*Text segment*:
— Begin —

This section again makes a misleading reference to "output character sets", and refers to the outdated model of terminal and memory-mapped character displays for characters. What is actually needed at this point is some guidance for procurers regarding the procurement of *fonts* that are sufficient for appropriate rendering of the character repertoire desired for processing and interchange. This should be clearly stated in terms of fonts (rather than the "output function of characters"), since the real procurement issues that will need to be decided *do* generally come down to ensuring that an appropriate set of fonts is available for display. Only in instances where some backward legacy compatibility is at issue will true issues of "output function of characters" be involved, and even in many of those cases, such behavior in modern systems will simply be emulated in bitmap graphic displays using special fonts.
14. Section 7, ff.
This document makes a number of references to "UNICODE" and "the UNICODE consortium". This is incorrect usage. The term "Unicode" is trademarked and should always be shown title-cased -- never in all caps, as if it were an acronym. Correct usage is as follows:
the California-domiciled non-profit corporation: Unicode, Inc. the name of the vendor consortium: the Unicode Consortium the name of the standard: the Unicode Standard
15. Section 7, * Manufacturer standards.
Note once again that many vendor character encodings *are* widely used in open interchange on the Internet -- not merely in internal (proprietary) networks. This is particularly true of but not limited to Windows code pages. Procurers would ignore this fact at their peril.
In general, this entire TR, focused as it is on ISO and CEN standards that bear on European character requirements, is missing the extremely important international context that the Internet has now placed all procurement decisions in. The model for software deployment and application structuring is undergoing a revolution now, and that has everything to do with distributed availability on the Internet and the Worldwide Web. Any well-informed procurement decision of IT technology these days should be taking the Internet and the Worldwide Web into account -- and in those domains now, Unicode is being used to tie the protocols, standards, and layers together for interoperability.
Counseling European procurers to root around in ISO 10367 while effectively ignoring the impact of Internet protocols and the Web on character set usage and choice verges on the irresponsible.
16. Section 7.2 Manufacturer standard.
The first paragraph makes the claim "All use 8-bit codes," which is flat-out not true if the Unicode Standard is to be considered a manufacturer standard, as claimed in Section 7.
The last paragraph of this section points to K. I. Larsson's publication for mappings between various official and manufacturer standards. The TR should also point to the Unicode website, which contains extensive mapping tables between vendor character sets and Unicode -- including the mapping tables officially maintained by, and sanctioned by, Microsoft and Apple for their vendor character sets.
17. Section 7.3 Related Standards.
The paragraph of Ordering standards should also mention the Unicode Technical Report #10, Unicode Collation Algorithm. That is the ordering standard sanctioned by the Unicode Consortium. It is designed to be conformant to ISO 14651, and will be seeing widespread implementation in the IT industry for string ordering and string matching.
18. Section 8 International character sets.
First paragraph states, "For processing, most IT systems use proprietary manufacturer standards." This is no longer really the case, given that most manufacturers have already moved to Unicode, or are moving to Unicode as fast as they can. Since Unicode is conformant to 10646, this is tantamount to using the international UCS standard for processing. Yes, the manufacturers all continue to provide support for their own legacy encodings, and will continue to do so indefinitely, but this is different from a bald claim that their usage is proprietary.

— End —

*Exercises to complete*:
(a) Answer these questions from the comments on character set standards:
(i) What name does the text give as correct usage for the standard?
(ii) Whose publication does the last paragraph of Section 7.2 point to for mappings?
(iii) Which ISO standard is Unicode Technical Report #10 designed to conform to?
(b) Translate this sentence from the comments on character set standards into Spanish: "Procurers would ignore this fact at their peril."
(c) Write the next part of the comments on character set standards, picking up after their last sentence.
You won't need the records for any of this.

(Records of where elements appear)

— Begin —

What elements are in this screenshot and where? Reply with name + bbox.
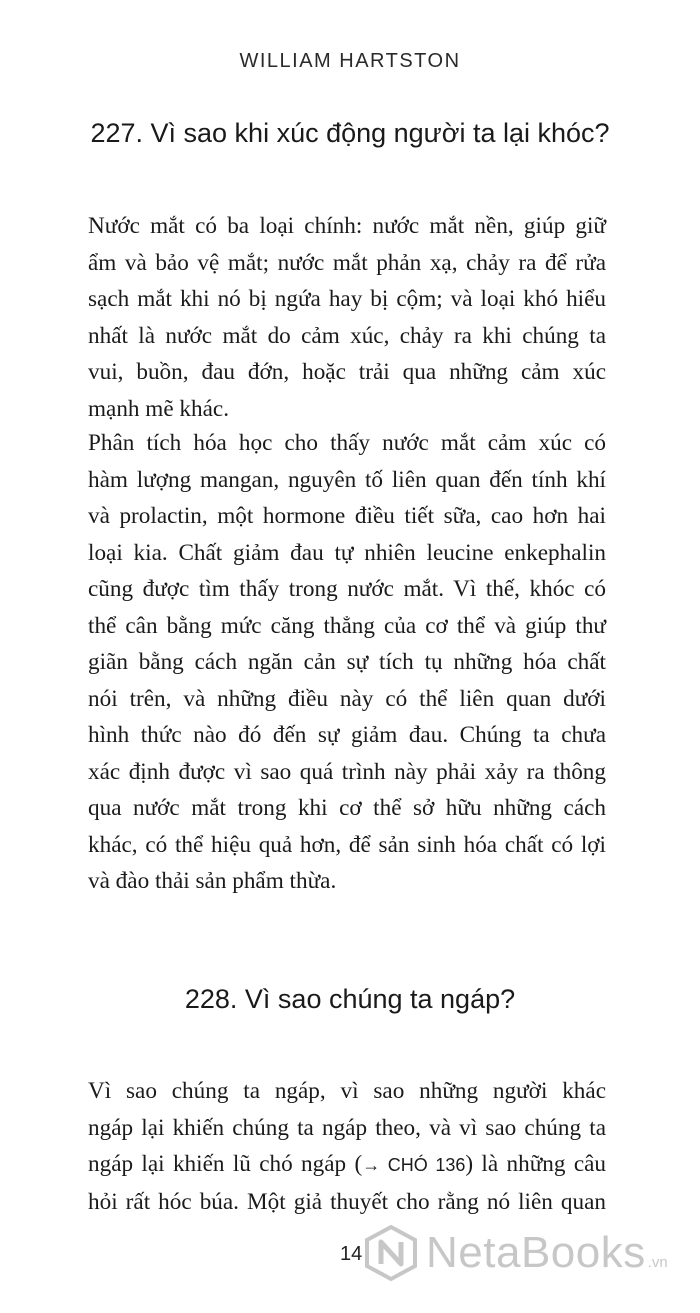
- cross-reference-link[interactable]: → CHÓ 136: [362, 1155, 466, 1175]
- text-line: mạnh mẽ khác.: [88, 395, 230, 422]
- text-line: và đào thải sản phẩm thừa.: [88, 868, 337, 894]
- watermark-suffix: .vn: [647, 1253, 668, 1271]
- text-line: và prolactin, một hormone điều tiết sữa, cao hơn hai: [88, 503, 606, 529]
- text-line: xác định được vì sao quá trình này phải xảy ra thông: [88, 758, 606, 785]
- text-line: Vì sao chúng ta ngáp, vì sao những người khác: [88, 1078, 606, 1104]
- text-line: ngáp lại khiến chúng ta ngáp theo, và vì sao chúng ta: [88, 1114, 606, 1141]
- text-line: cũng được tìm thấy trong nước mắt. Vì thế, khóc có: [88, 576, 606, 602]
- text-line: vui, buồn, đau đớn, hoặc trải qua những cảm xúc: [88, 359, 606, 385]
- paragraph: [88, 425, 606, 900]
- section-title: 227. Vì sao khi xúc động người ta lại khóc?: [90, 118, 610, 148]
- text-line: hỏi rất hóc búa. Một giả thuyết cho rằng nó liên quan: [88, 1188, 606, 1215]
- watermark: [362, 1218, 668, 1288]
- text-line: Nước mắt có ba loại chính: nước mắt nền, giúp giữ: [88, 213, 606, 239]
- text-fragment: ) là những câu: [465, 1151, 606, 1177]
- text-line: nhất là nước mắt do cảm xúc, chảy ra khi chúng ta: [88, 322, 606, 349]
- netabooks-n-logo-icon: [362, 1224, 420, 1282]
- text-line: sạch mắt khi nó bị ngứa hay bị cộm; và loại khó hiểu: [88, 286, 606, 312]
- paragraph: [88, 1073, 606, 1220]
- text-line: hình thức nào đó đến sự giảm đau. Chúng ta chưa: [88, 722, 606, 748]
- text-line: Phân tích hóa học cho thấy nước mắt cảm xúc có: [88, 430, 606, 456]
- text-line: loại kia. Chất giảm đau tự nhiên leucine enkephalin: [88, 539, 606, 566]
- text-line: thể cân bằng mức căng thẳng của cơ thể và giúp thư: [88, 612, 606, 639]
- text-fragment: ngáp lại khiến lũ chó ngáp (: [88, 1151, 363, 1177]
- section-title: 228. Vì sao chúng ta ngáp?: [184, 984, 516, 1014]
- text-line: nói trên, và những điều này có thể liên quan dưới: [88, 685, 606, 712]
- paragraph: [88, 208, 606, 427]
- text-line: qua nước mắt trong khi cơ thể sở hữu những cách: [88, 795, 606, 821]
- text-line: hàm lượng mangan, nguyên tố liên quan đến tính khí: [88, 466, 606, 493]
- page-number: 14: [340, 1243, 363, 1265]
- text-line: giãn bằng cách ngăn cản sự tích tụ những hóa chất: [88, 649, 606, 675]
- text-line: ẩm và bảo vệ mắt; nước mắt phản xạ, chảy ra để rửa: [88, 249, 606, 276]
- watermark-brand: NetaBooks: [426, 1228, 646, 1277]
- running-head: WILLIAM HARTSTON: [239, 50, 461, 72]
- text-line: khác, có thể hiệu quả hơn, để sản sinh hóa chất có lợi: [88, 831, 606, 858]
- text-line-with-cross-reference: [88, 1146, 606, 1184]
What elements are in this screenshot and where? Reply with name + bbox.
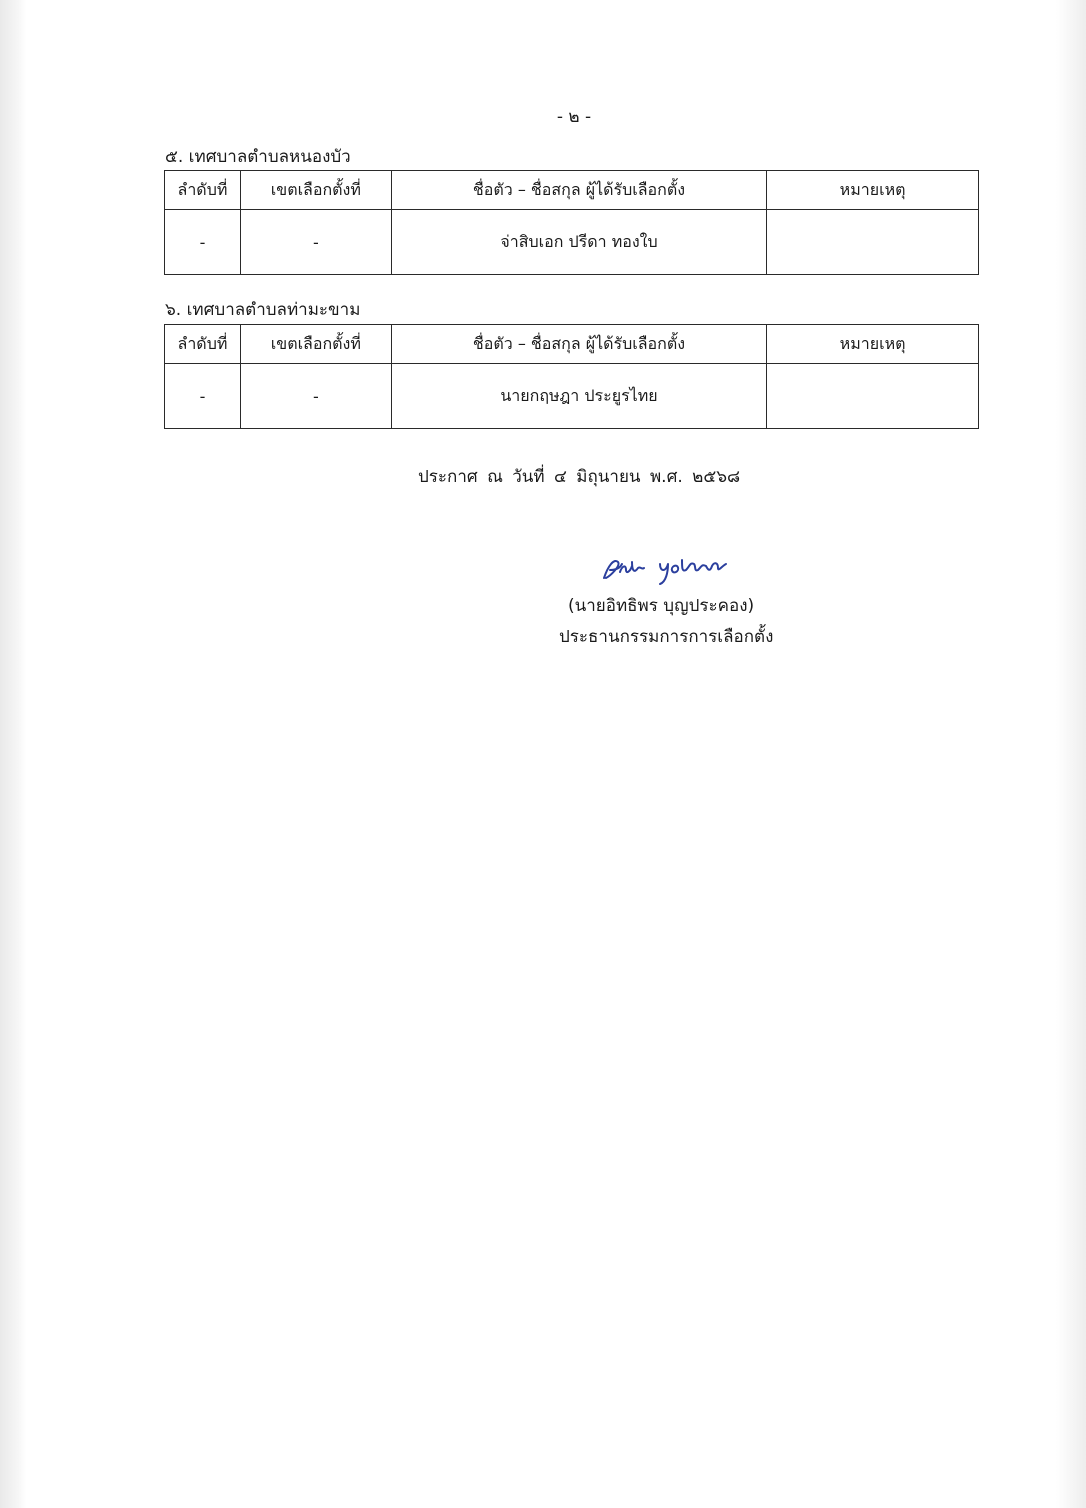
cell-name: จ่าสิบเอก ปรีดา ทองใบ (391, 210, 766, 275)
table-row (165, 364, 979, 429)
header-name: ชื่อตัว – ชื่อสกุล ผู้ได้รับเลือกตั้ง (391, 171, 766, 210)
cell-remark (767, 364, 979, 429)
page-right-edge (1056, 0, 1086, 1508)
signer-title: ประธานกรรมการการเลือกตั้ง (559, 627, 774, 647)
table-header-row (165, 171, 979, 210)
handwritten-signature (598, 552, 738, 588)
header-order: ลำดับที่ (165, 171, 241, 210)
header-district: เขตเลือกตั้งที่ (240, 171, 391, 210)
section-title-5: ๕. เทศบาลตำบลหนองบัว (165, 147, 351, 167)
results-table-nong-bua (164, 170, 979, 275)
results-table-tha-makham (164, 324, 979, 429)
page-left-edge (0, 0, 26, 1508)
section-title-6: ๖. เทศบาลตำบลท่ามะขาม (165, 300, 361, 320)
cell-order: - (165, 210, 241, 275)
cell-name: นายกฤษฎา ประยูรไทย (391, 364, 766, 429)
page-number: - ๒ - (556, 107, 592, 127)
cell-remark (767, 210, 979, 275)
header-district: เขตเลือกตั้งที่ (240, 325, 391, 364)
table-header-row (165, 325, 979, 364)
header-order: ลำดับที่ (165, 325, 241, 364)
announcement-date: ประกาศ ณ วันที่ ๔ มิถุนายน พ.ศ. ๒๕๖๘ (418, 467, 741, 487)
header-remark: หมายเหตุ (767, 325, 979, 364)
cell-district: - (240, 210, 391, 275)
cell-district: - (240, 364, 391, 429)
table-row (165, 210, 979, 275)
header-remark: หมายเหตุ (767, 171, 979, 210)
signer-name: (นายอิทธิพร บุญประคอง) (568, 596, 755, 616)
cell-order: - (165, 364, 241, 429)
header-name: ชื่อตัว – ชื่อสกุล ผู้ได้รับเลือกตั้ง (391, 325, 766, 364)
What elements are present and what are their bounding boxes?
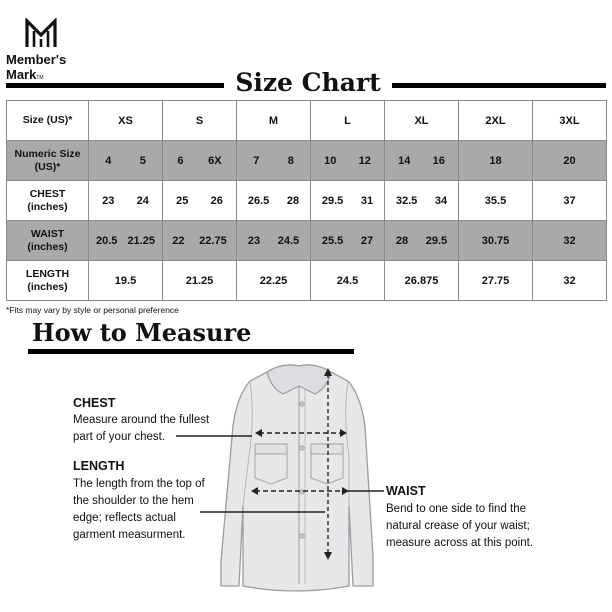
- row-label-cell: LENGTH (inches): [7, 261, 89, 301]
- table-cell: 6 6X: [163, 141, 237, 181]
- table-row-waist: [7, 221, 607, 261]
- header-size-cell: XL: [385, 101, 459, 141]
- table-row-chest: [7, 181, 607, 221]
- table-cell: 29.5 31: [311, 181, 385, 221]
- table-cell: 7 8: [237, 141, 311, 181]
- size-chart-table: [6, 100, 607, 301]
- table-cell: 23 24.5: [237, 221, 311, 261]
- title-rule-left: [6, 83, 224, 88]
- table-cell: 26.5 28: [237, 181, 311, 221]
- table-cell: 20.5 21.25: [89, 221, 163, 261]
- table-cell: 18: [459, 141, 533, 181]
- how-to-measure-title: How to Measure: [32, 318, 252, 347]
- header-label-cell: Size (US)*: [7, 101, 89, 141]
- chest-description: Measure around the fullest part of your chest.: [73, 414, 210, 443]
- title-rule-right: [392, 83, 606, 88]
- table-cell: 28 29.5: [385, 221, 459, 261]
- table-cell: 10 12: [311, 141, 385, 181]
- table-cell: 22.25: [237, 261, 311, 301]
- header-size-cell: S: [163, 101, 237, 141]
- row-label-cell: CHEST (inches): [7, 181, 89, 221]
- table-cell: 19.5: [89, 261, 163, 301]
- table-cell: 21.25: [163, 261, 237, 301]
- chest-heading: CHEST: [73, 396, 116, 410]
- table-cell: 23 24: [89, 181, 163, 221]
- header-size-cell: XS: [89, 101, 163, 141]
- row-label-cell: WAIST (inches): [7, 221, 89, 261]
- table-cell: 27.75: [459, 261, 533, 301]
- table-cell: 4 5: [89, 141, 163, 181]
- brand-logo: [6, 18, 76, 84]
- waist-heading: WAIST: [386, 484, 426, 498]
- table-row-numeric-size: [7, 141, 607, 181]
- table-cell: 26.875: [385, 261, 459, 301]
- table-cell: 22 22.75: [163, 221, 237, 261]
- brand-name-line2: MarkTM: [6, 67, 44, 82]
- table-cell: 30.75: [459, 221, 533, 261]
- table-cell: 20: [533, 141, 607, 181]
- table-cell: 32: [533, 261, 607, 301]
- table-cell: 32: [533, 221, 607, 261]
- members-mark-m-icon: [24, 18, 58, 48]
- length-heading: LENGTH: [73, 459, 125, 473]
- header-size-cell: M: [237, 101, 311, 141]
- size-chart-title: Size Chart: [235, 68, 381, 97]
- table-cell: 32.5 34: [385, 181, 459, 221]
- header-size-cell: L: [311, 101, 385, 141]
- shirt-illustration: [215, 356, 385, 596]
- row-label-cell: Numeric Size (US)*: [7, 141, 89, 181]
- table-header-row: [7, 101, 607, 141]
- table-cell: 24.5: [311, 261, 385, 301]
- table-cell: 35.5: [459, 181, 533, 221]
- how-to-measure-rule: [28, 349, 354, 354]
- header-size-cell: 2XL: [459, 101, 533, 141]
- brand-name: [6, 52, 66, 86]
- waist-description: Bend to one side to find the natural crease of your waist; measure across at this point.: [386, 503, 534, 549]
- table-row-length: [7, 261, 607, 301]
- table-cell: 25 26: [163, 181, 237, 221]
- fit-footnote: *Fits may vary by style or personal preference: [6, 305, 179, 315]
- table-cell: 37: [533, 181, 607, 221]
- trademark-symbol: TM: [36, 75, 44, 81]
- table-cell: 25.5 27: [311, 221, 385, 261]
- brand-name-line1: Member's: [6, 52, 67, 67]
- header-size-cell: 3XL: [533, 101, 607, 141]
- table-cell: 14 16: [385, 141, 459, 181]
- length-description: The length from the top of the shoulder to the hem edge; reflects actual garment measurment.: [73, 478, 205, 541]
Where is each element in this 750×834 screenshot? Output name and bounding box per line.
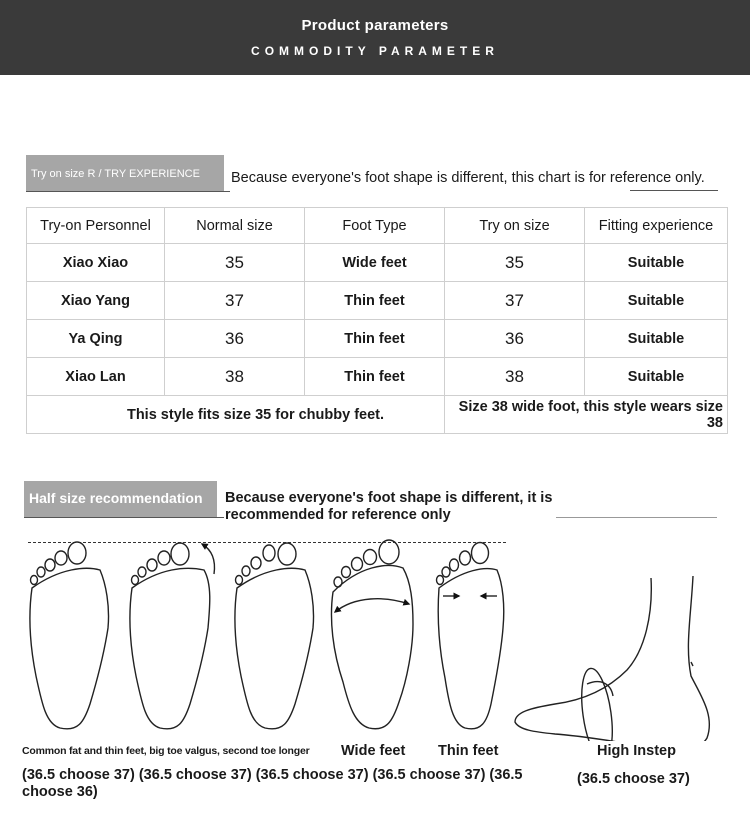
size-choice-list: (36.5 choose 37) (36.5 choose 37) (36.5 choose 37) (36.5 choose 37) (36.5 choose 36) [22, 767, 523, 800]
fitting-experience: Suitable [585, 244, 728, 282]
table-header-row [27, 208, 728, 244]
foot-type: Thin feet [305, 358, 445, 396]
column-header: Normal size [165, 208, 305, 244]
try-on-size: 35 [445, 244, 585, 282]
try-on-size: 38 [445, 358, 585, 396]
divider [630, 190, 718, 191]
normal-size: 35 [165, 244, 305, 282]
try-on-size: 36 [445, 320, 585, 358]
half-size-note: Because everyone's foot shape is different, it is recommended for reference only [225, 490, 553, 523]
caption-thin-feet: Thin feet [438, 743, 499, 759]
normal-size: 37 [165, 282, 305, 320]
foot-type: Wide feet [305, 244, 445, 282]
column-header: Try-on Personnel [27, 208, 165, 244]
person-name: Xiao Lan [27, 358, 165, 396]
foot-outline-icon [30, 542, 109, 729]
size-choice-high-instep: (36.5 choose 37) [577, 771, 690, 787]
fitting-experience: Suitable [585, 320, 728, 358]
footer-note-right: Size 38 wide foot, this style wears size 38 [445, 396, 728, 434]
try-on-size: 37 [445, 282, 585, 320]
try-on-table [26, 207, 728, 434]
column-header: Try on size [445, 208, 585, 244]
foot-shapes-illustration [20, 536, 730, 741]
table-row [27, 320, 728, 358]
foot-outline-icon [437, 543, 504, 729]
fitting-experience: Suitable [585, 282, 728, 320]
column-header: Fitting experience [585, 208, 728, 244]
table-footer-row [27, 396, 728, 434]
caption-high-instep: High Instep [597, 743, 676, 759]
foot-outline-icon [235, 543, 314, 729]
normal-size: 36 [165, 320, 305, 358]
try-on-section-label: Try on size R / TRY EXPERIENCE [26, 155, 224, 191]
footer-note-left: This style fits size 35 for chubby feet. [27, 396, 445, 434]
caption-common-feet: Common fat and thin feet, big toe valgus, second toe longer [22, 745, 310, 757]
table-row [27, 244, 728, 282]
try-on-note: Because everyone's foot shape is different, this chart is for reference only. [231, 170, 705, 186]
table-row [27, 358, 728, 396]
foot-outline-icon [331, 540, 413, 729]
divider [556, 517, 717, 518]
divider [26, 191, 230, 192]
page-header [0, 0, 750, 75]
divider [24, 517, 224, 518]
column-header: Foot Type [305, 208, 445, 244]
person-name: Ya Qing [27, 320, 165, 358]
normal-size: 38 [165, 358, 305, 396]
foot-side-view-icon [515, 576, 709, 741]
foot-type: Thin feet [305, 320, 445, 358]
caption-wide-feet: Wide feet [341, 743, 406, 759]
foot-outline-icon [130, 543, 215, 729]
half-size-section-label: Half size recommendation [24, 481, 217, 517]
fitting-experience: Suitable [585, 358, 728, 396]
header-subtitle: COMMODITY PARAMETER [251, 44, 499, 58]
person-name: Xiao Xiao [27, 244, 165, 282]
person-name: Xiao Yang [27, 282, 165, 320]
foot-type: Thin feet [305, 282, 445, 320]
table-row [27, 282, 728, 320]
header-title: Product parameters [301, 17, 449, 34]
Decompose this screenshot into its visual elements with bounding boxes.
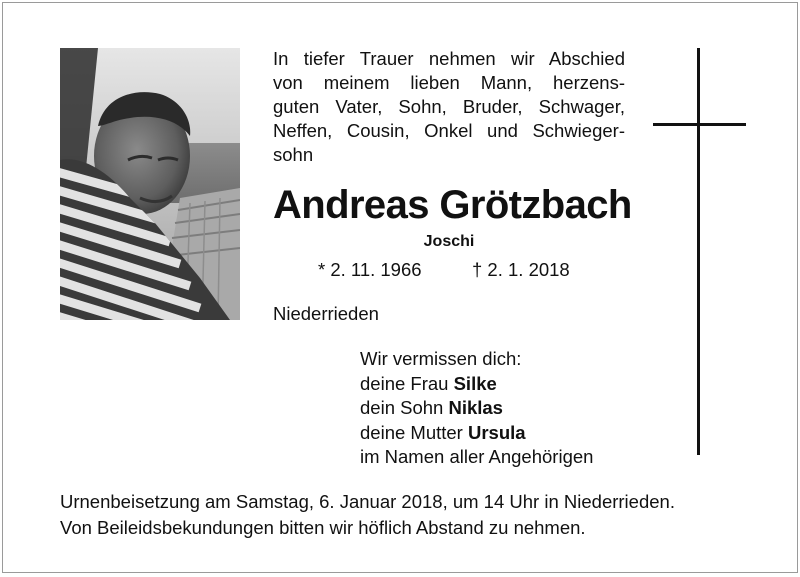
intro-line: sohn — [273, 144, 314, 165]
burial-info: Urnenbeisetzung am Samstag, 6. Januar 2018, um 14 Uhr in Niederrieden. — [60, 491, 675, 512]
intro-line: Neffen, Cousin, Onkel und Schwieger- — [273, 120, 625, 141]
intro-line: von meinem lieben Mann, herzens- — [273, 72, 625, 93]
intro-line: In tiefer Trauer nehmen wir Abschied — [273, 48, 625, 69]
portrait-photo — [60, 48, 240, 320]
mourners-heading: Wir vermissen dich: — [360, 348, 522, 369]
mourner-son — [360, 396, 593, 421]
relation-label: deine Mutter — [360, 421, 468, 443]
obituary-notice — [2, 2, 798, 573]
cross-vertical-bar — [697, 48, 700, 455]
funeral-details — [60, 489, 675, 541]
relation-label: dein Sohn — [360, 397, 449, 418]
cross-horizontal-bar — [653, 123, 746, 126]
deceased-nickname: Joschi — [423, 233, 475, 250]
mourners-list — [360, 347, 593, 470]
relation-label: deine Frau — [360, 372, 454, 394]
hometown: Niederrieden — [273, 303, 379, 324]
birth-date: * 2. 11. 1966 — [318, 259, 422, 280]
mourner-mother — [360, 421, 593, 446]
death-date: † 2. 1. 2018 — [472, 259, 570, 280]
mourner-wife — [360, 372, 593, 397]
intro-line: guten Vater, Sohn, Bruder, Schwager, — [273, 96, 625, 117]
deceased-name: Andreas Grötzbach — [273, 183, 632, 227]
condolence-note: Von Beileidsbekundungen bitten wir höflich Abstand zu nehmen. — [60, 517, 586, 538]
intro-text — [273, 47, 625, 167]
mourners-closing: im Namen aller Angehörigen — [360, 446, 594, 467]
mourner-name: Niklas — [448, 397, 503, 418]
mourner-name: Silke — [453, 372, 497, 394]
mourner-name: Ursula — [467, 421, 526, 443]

— End —

*Outputs for the tasks*:
(a)
(i) The Unicode Standard
(ii) K. I. Larsson's
(iii) ISO 14651

(b) Los responsables de compras ignorarían este hecho por su cuenta y riesgo.

(c)
This misrepresentation is particularly egregious in section 8.1, since this section introduces the ISO 2022/4873/12070/2375 framework for interworking 7-bit and 8-bit character sets, with the implication that the 2022 framework is the answer for interoperable exchange involving all those proprietary manufacturer character sets (!). To the contrary, it is perfectly clear that the entire IT industry is walking away from this framework as fast as it can, and is embracing Unicode/10646 as the solution for character set interoperability. The Guide *should* explain 2022, etc., but it should also be providing stronger guidance that puts this framework in its historical place and points out that new procurements should not be specifying it, except under the most explicit and narrow of circumstances.
19. Section 8.2 7- and 8-bit character set standards.
In the discussion of 8859 claims that "There are currently 15 parts to ISO/IEC 8859,..." That is not the case. Parts 11 and 12 do not exist, so there are 13 parts, numbered 1..10, 13..15. This mistake is repeated in the discussion of ISO/IEC 10367.
A more serious problem is that the discussion of ISO/IEC 10367 does not strongly deprecate that standard for procurement. We feel that 10367 should *not* be used for procurement. It combines the usefulness of the simple 8859 standards with the bad (and mostly unimplemented) code extension techniques of 2022. It is not implemented, and procurers should not be misled into thinking they should use it as the basis for a procurement specification for a larger European repertoire, when Unicode 10646 is the clear, widely implemented alternative.
20. Section 8.3.1. The Basic Multilingual Plane.
The guidance paragraph states that "there is evidence that the UCS will be used for the processing function as well." This could be stated much more strongly. The UCS clearly and obviously has been used as a processing code in many systems for many years now. There is no need to pussyfoot around that fact.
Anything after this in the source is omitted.